■ Problem statement: Set the listing down again in full, word for word, with the pictures left out.

■ The input:
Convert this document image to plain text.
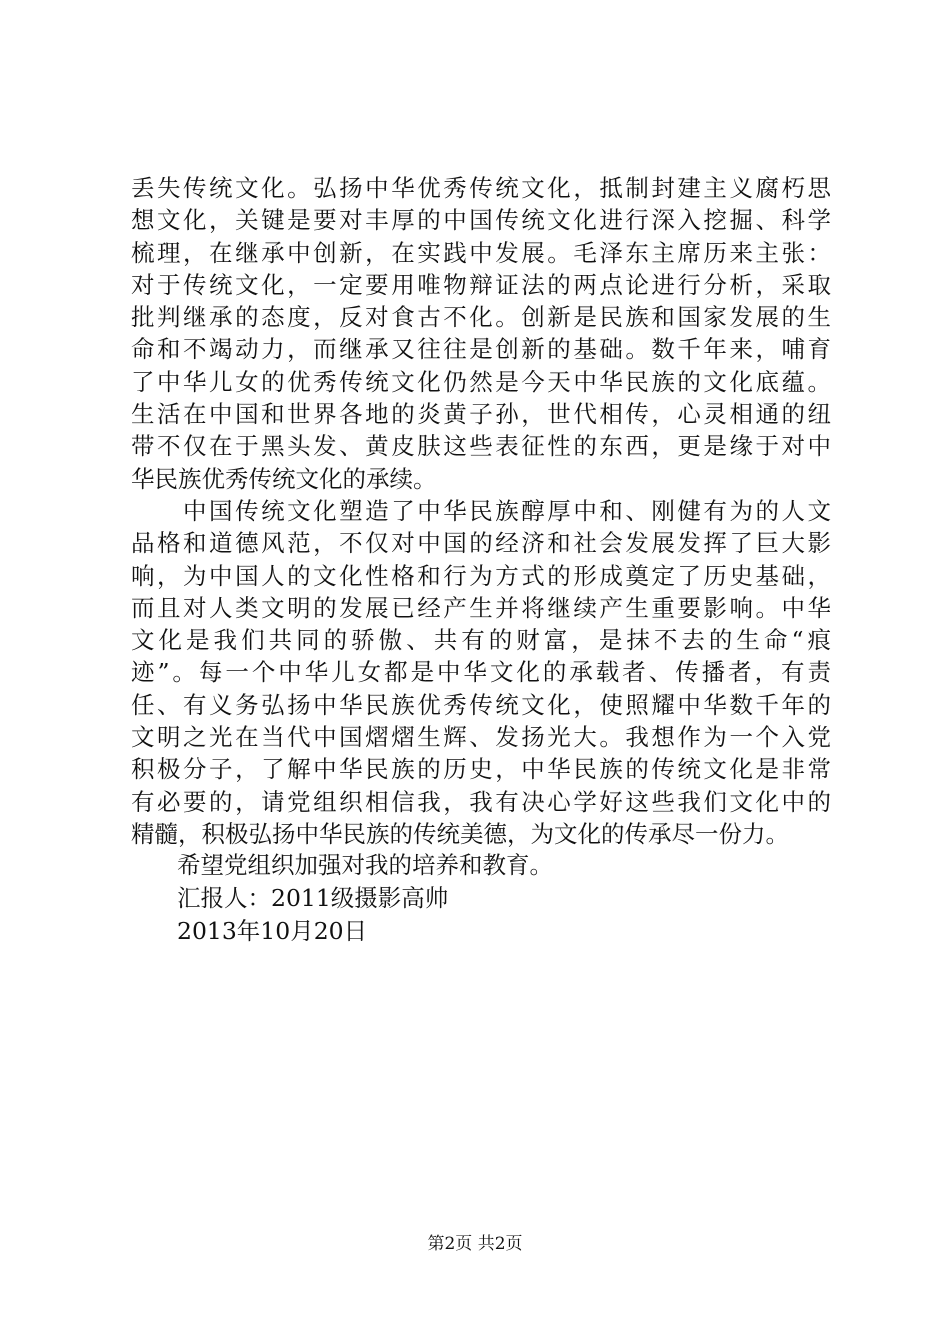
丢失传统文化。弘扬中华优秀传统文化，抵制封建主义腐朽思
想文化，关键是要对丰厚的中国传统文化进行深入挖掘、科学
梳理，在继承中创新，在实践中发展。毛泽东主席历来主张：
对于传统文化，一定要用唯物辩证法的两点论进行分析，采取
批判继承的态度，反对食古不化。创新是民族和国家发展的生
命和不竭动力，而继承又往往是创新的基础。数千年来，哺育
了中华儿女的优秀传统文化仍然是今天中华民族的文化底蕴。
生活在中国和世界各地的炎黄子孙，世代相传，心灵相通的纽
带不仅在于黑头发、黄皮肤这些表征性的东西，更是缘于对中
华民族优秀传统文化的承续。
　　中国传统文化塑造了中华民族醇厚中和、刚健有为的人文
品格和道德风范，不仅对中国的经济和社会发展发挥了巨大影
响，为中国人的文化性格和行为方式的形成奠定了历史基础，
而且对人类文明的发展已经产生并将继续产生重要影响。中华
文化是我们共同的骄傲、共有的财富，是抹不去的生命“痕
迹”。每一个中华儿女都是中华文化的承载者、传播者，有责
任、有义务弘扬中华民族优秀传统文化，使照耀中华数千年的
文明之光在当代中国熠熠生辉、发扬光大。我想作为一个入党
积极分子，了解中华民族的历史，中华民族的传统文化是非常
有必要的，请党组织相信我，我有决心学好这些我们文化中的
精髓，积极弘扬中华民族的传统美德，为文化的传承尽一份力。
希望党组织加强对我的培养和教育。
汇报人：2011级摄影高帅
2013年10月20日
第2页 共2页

■ Solution to the problem:
Convert this document image to plain text.
丢失传统文化。弘扬中华优秀传统文化，抵制封建主义腐朽思
想文化，关键是要对丰厚的中国传统文化进行深入挖掘、科学
梳理，在继承中创新，在实践中发展。毛泽东主席历来主张：
对于传统文化，一定要用唯物辩证法的两点论进行分析，采取
批判继承的态度，反对食古不化。创新是民族和国家发展的生
命和不竭动力，而继承又往往是创新的基础。数千年来，哺育
了中华儿女的优秀传统文化仍然是今天中华民族的文化底蕴。
生活在中国和世界各地的炎黄子孙，世代相传，心灵相通的纽
带不仅在于黑头发、黄皮肤这些表征性的东西，更是缘于对中
华民族优秀传统文化的承续。
　　中国传统文化塑造了中华民族醇厚中和、刚健有为的人文
品格和道德风范，不仅对中国的经济和社会发展发挥了巨大影
响，为中国人的文化性格和行为方式的形成奠定了历史基础，
而且对人类文明的发展已经产生并将继续产生重要影响。中华
文化是我们共同的骄傲、共有的财富，是抹不去的生命“痕
迹”。每一个中华儿女都是中华文化的承载者、传播者，有责
任、有义务弘扬中华民族优秀传统文化，使照耀中华数千年的
文明之光在当代中国熠熠生辉、发扬光大。我想作为一个入党
积极分子，了解中华民族的历史，中华民族的传统文化是非常
有必要的，请党组织相信我，我有决心学好这些我们文化中的
精髓，积极弘扬中华民族的传统美德，为文化的传承尽一份力。
希望党组织加强对我的培养和教育。
汇报人：2011级摄影高帅
2013年10月20日
第2页 共2页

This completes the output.